§ DO THIS
Go through the listing and return every line with "egyszerű" in it.

##### DATA PROVIDED

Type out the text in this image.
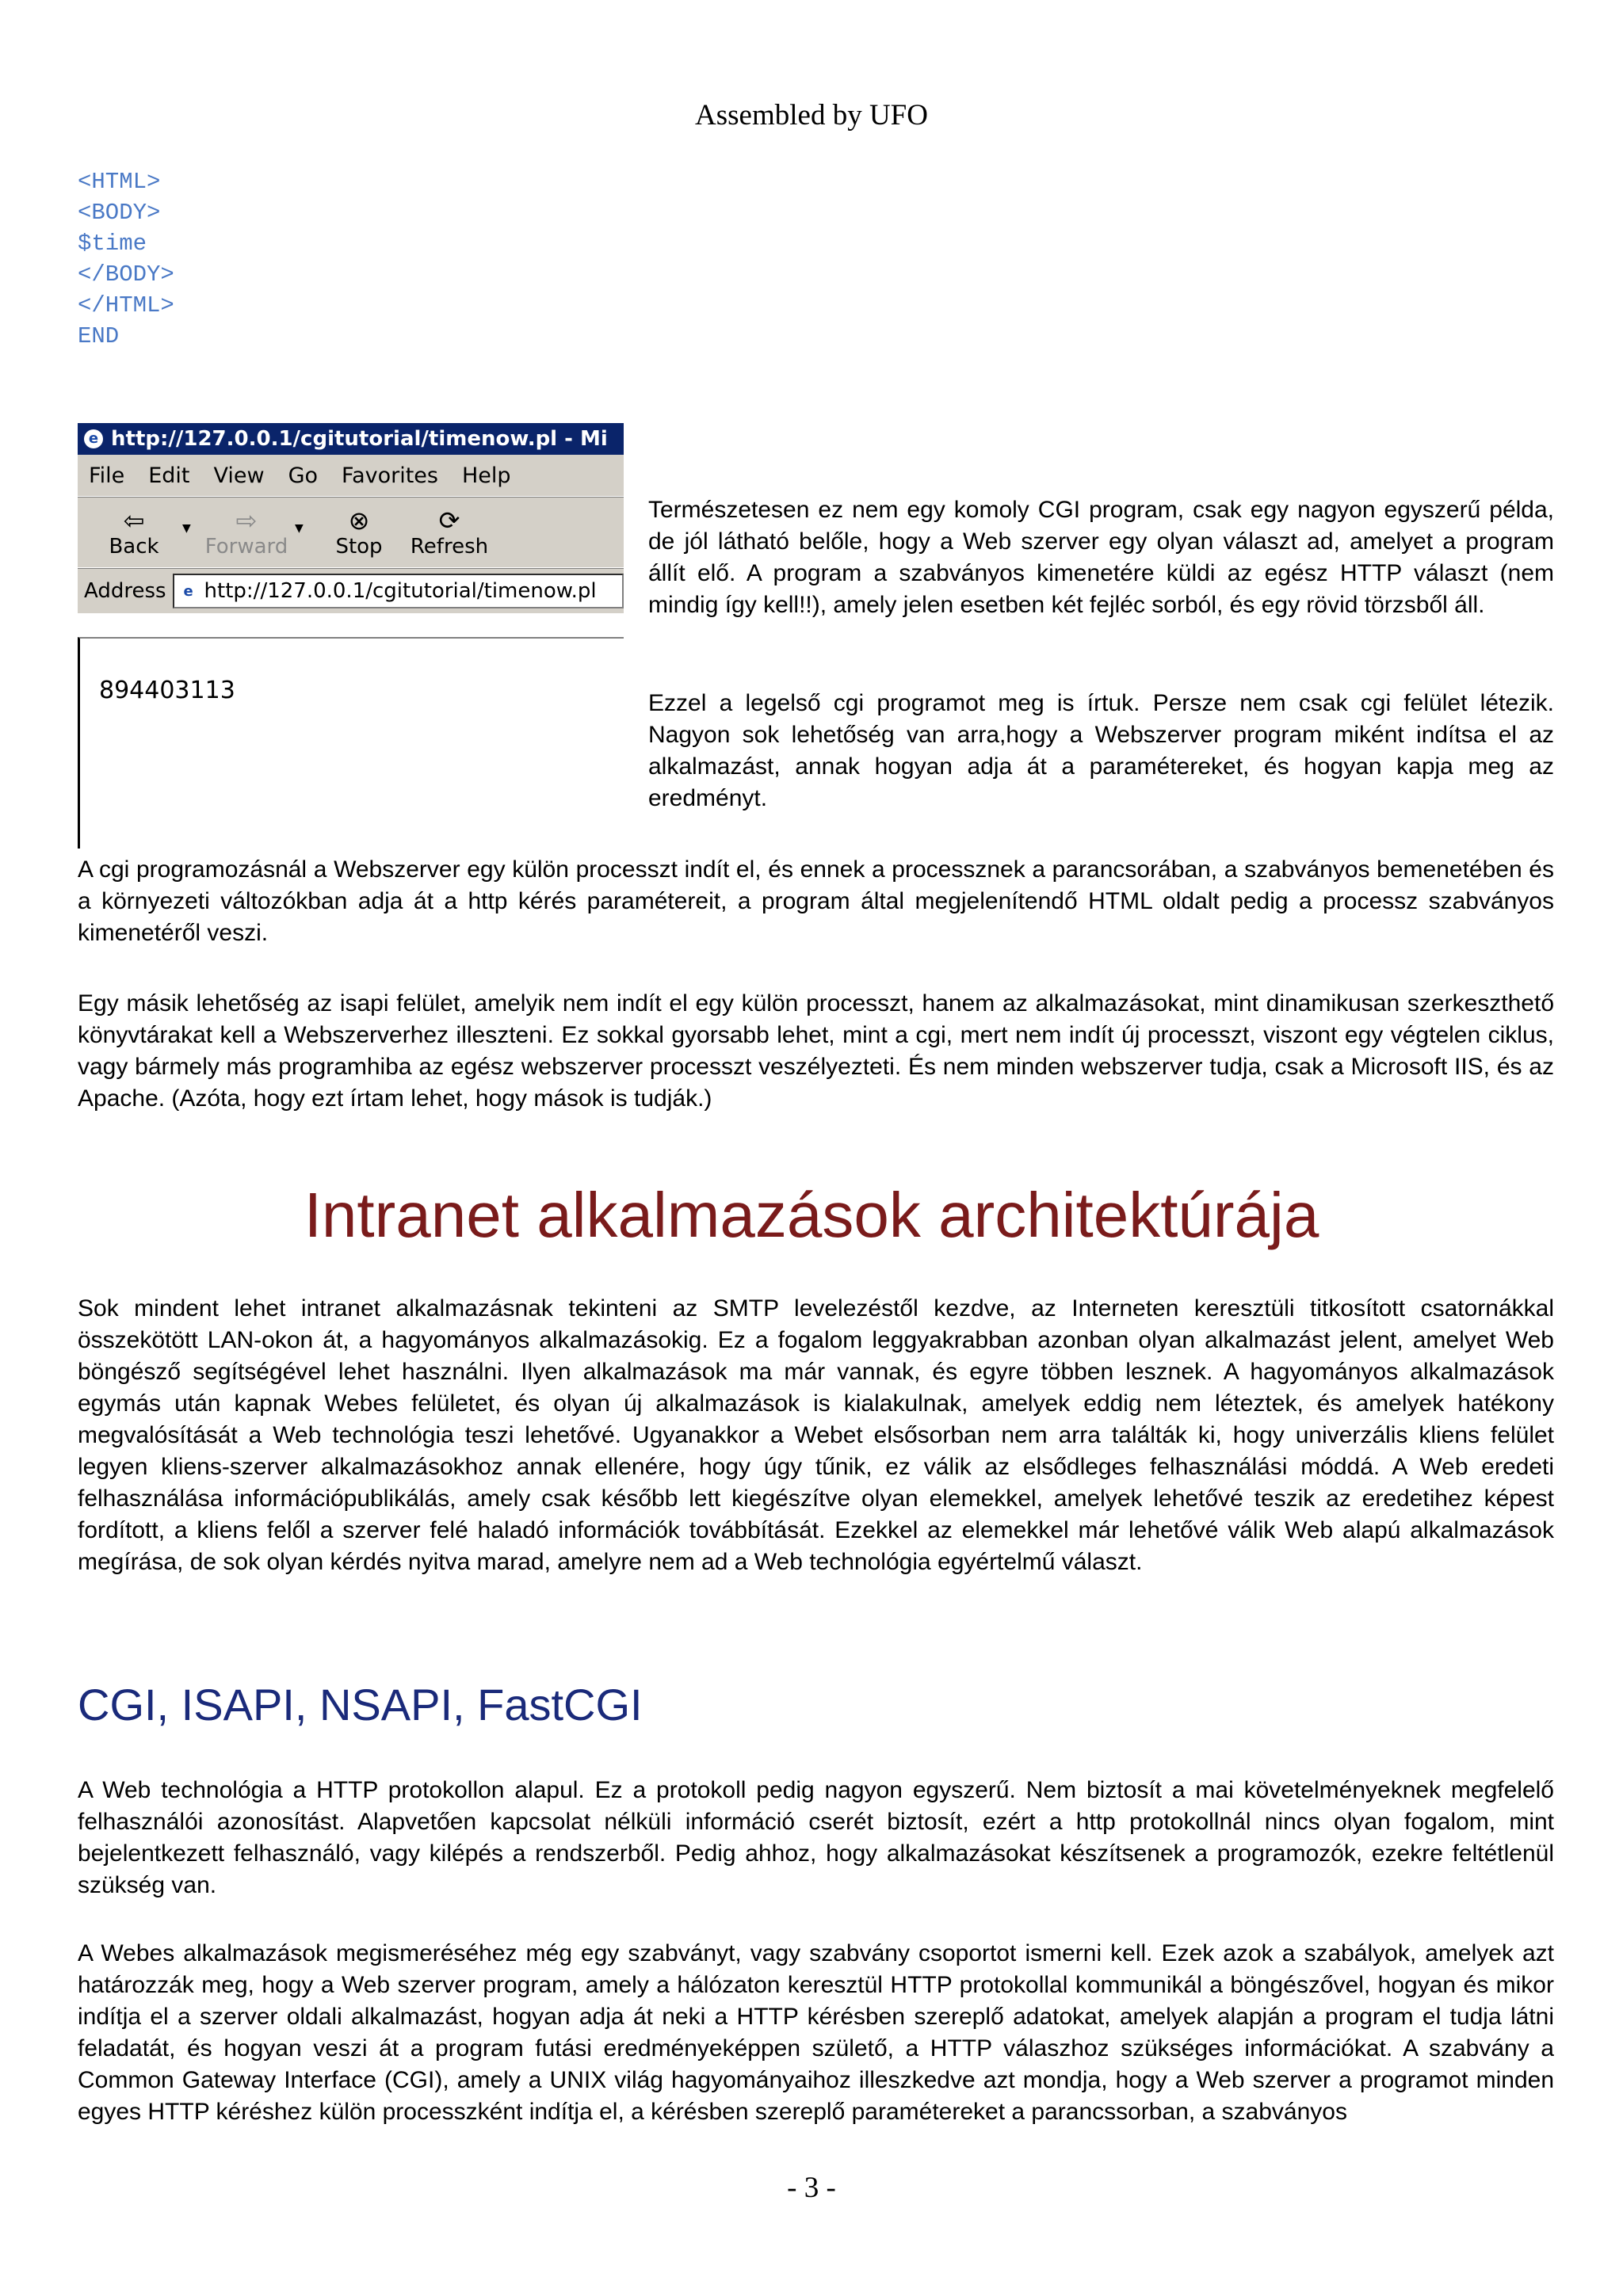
Assembled by UFO
<HTML>
<BODY>
$time
</BODY>
</HTML>
END
e http://127.0.0.1/cgitutorial/timenow.pl - Mi
File Edit View Go Favorites Help
⇦
Back
▼	⇨
Forward
▼	⊗
Stop
⟳
Refresh
Address	e http://127.0.0.1/cgitutorial/timenow.pl
894403113

Természetesen ez nem egy komoly CGI program, csak egy nagyon egyszerű példa, de jól látható belőle, hogy a Web szerver egy olyan választ ad, amelyet a program állít elő. A program a szabványos kimenetére küldi az egész HTTP választ (nem mindig így kell!!), amely jelen esetben két fejléc sorból, és egy rövid törzsből áll.

Ezzel a legelső cgi programot meg is írtuk. Persze nem csak cgi felület létezik. Nagyon sok lehetőség van arra,hogy a Webszerver program miként indítsa el az alkalmazást, annak hogyan adja át a paramétereket, és hogyan kapja meg az eredményt.

A cgi programozásnál a Webszerver egy külön processzt indít el, és ennek a processznek a parancsorában, a szabványos bemenetében és a környezeti változókban adja át a http kérés paramétereit, a program által megjelenítendő HTML oldalt pedig a processz szabványos kimenetéről veszi.

Egy másik lehetőség az isapi felület, amelyik nem indít el egy külön processzt, hanem az alkalmazásokat, mint dinamikusan szerkeszthető könyvtárakat kell a Webszerverhez illeszteni. Ez sokkal gyorsabb lehet, mint a cgi, mert nem indít új processzt, viszont egy végtelen ciklus, vagy bármely más programhiba az egész webszerver processzt veszélyezteti. És nem minden webszerver tudja, csak a Microsoft IIS, és az Apache. (Azóta, hogy ezt írtam lehet, hogy mások is tudják.)

Intranet alkalmazások architektúrája

Sok mindent lehet intranet alkalmazásnak tekinteni az SMTP levelezéstől kezdve, az Interneten keresztüli titkosított csatornákkal összekötött LAN-okon át, a hagyományos alkalmazásokig. Ez a fogalom leggyakrabban azonban olyan alkalmazást jelent, amelyet Web böngésző segítségével lehet használni. Ilyen alkalmazások ma már vannak, és egyre többen lesznek. A hagyományos alkalmazások egymás után kapnak Webes felületet, és olyan új alkalmazások is kialakulnak, amelyek eddig nem léteztek, és amelyek hatékony megvalósítását a Web technológia teszi lehetővé. Ugyanakkor a Webet elsősorban nem arra találták ki, hogy univerzális kliens felület legyen kliens-szerver alkalmazásokhoz annak ellenére, hogy úgy tűnik, ez válik az elsődleges felhasználási móddá. A Web eredeti felhasználása információpublikálás, amely csak később lett kiegészítve olyan elemekkel, amelyek lehetővé teszik az eredetihez képest fordított, a kliens felől a szerver felé haladó információk továbbítását. Ezekkel az elemekkel már lehetővé válik Web alapú alkalmazások megírása, de sok olyan kérdés nyitva marad, amelyre nem ad a Web technológia egyértelmű választ.

CGI, ISAPI, NSAPI, FastCGI

A Web technológia a HTTP protokollon alapul. Ez a protokoll pedig nagyon egyszerű. Nem biztosít a mai követelményeknek megfelelő felhasználói azonosítást. Alapvetően kapcsolat nélküli információ cserét biztosít, ezért a http protokollnál nincs olyan fogalom, mint bejelentkezett felhasználó, vagy kilépés a rendszerből. Pedig ahhoz, hogy alkalmazásokat készítsenek a programozók, ezekre feltétlenül szükség van.

A Webes alkalmazások megismeréséhez még egy szabványt, vagy szabvány csoportot ismerni kell. Ezek azok a szabályok, amelyek azt határozzák meg, hogy a Web szerver program, amely a hálózaton keresztül HTTP protokollal kommunikál a böngészővel, hogyan és mikor indítja el a szerver oldali alkalmazást, hogyan adja át neki a HTTP kérésben szereplő adatokat, amelyek alapján a program el tudja látni feladatát, és hogyan veszi át a program futási eredményeképpen születő, a HTTP válaszhoz szükséges információkat. A szabvány a Common Gateway Interface (CGI), amely a UNIX világ hagyományaihoz illeszkedve azt mondja, hogy a Web szerver a programot minden egyes HTTP kéréshez külön processzként indítja el, a kérésben szereplő paramétereket a parancssorban, a szabványos

- 3 -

##########

§ REPLY TO THE TASK
Természetesen ez nem egy komoly CGI program, csak egy nagyon egyszerű példa, de jól látható belőle, hogy a Web szerver egy olyan választ ad, amelyet a program állít elő. A program a szabványos kimenetére küldi az egész HTTP választ (nem mindig így kell!!), amely jelen esetben két fejléc sorból, és egy rövid törzsből áll.
A Web technológia a HTTP protokollon alapul. Ez a protokoll pedig nagyon egyszerű. Nem biztosít a mai követelményeknek megfelelő felhasználói azonosítást. Alapvetően kapcsolat nélküli információ cserét biztosít, ezért a http protokollnál nincs olyan fogalom, mint bejelentkezett felhasználó, vagy kilépés a rendszerből. Pedig ahhoz, hogy alkalmazásokat készítsenek a programozók, ezekre feltétlenül szükség van.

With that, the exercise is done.